Goal of the exercise: Work through the data line by line, gathering every line that has the word "edging".

Task inputs:
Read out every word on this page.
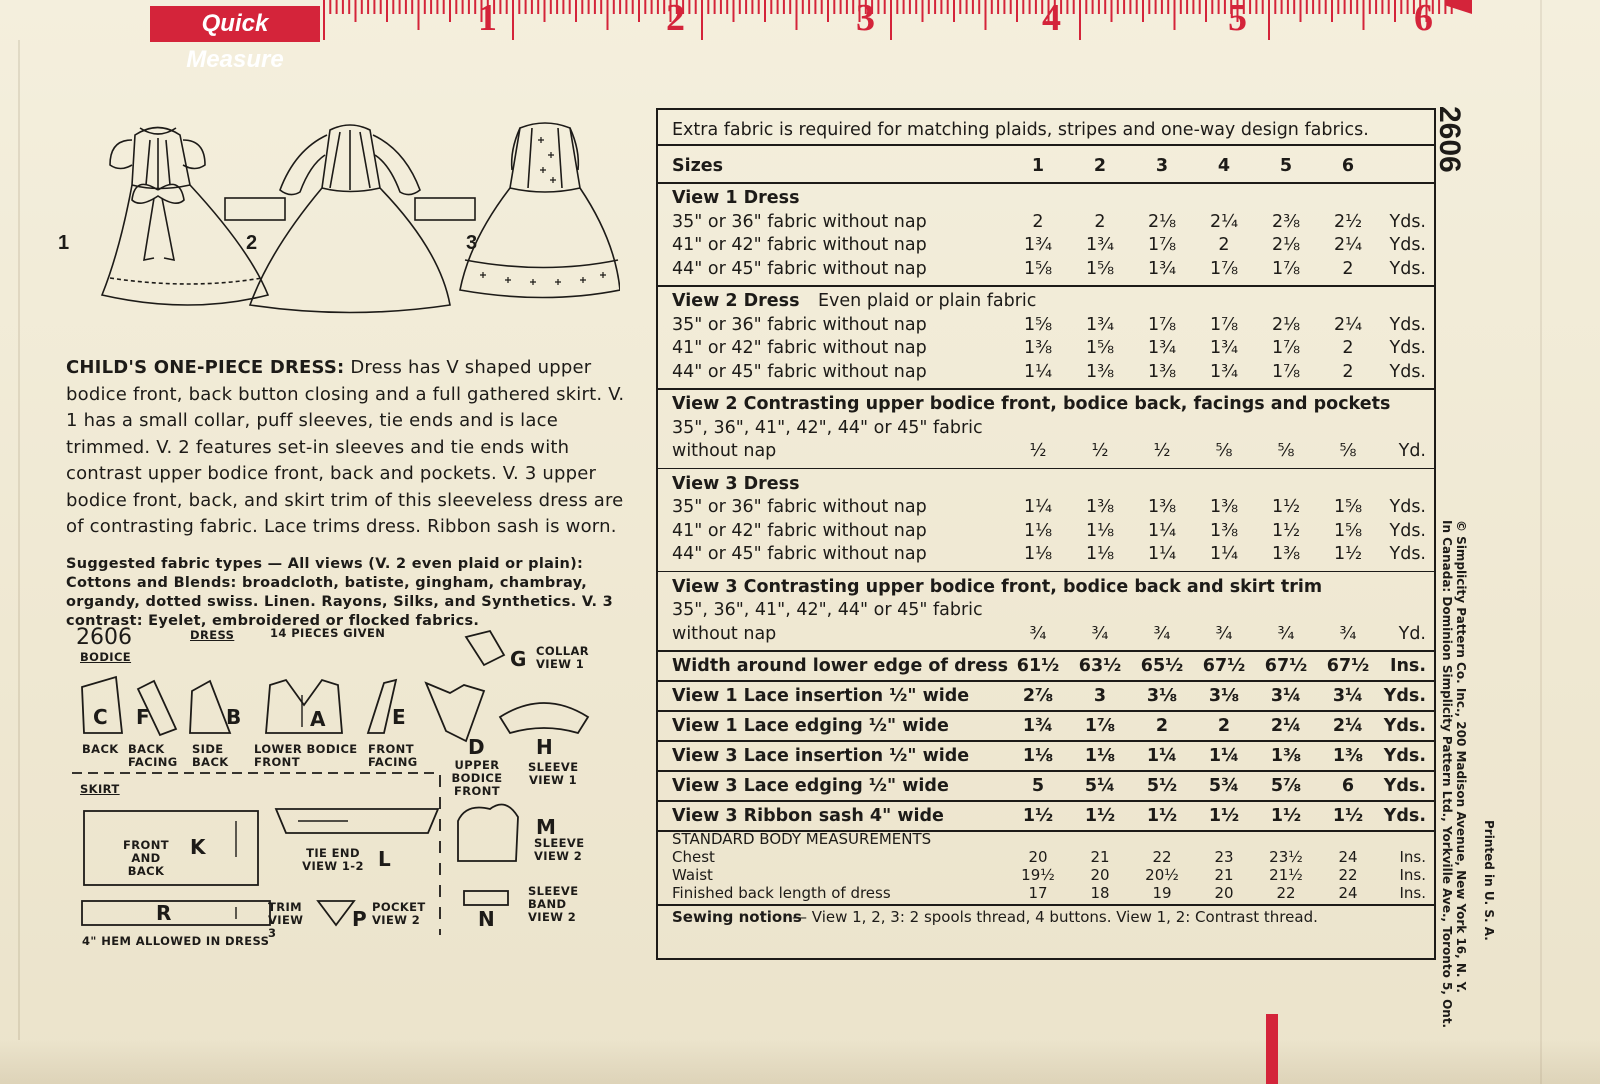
Quick Measure
1	2	3	4	5	6
1	2	3
CHILD'S ONE-PIECE DRESS: Dress has V shaped upper bodice front, back button closing and a full gathered skirt. V. 1 has a small collar, puff sleeves, tie ends and is lace trimmed. V. 2 features set-in sleeves and tie ends with contrast upper bodice front, back and pockets. V. 3 upper bodice front, back, and skirt trim of this sleeveless dress are of contrasting fabric. Lace trims dress. Ribbon sash is worn.
Suggested fabric types — All views (V. 2 even plaid or plain): Cottons and Blends: broadcloth, batiste, gingham, chambray, organdy, dotted swiss. Linen. Rayons, Silks, and Synthetics. V. 3 contrast: Eyelet, embroidered or flocked fabrics.
2606
BODICE
DRESS	14 PIECES GIVEN
C
BACK
F
BACK FACING
B
SIDE BACK
A
LOWER BODICE FRONT
E
FRONT FACING
D
UPPER BODICE FRONT
H
SLEEVE VIEW 1
G COLLAR VIEW 1
SKIRT
K
FRONT AND BACK	L
TIE END VIEW 1-2
M
SLEEVE VIEW 2
R	TRIM VIEW 3
P POCKET VIEW 2	N
SLEEVE BAND VIEW 2
4" HEM ALLOWED IN DRESS
Extra fabric is required for matching plaids, stripes and one-way design fabrics.
Sizes	1	2	3	4	5	6
View 1 Dress
35" or 36" fabric without nap	2	2	2⅛	2¼	2⅜	2½	Yds.
41" or 42" fabric without nap	1¾	1¾	1⅞	2	2⅛	2¼	Yds.
44" or 45" fabric without nap	1⅝	1⅝	1¾	1⅞	1⅞	2	Yds.
View 2 Dress Even plaid or plain fabric
35" or 36" fabric without nap	1⅝	1¾	1⅞	1⅞	2⅛	2¼	Yds.
41" or 42" fabric without nap	1⅜	1⅝	1¾	1¾	1⅞	2	Yds.
44" or 45" fabric without nap	1¼	1⅜	1⅜	1¾	1⅞	2	Yds.
View 2 Contrasting upper bodice front, bodice back, facings and pockets
35", 36", 41", 42", 44" or 45" fabric
without nap	½	½	½	⅝	⅝	⅝	Yd.
View 3 Dress
35" or 36" fabric without nap	1¼	1⅜	1⅜	1⅜	1½	1⅝	Yds.
41" or 42" fabric without nap	1⅛	1⅛	1¼	1⅜	1½	1⅝	Yds.
44" or 45" fabric without nap	1⅛	1⅛	1¼	1¼	1⅜	1½	Yds.
View 3 Contrasting upper bodice front, bodice back and skirt trim
35", 36", 41", 42", 44" or 45" fabric
without nap	¾	¾	¾	¾	¾	¾	Yd.
Width around lower edge of dress 61½	63½	65½	67½	67½	67½	Ins.
View 1 Lace insertion ½" wide	2⅞	3	3⅛	3⅛	3¼	3¼	Yds.
View 1 Lace edging ½" wide	1¾	1⅞	2	2	2¼	2¼	Yds.
View 3 Lace insertion ½" wide	1⅛	1⅛	1¼	1¼	1⅜	1⅜	Yds.
View 3 Lace edging ½" wide	5	5¼	5½	5¾	5⅞	6	Yds.
View 3 Ribbon sash 4" wide	1½	1½	1½	1½	1½	1½	Yds.
STANDARD BODY MEASUREMENTS
Chest	20	21	22	23	23½	24	Ins.
Waist	19½	20	20½	21	21½	22	Ins.
Finished back length of dress	17	18	19	20	22	24	Ins.
Sewing notions
— View 1, 2, 3: 2 spools thread, 4 buttons. View 1, 2: Contrast thread.
2606
© Simplicity Pattern Co. Inc., 200 Madison Avenue, New York 16, N. Y.
In Canada: Dominion Simplicity Pattern Ltd., Yorkville Ave., Toronto 5, Ont. Printed in U. S. A.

Result of the task:
View 1 Lace edging ½" wide	1¾	1⅞	2	2	2¼	2¼	Yds.
View 3 Lace edging ½" wide	5	5¼	5½	5¾	5⅞	6	Yds.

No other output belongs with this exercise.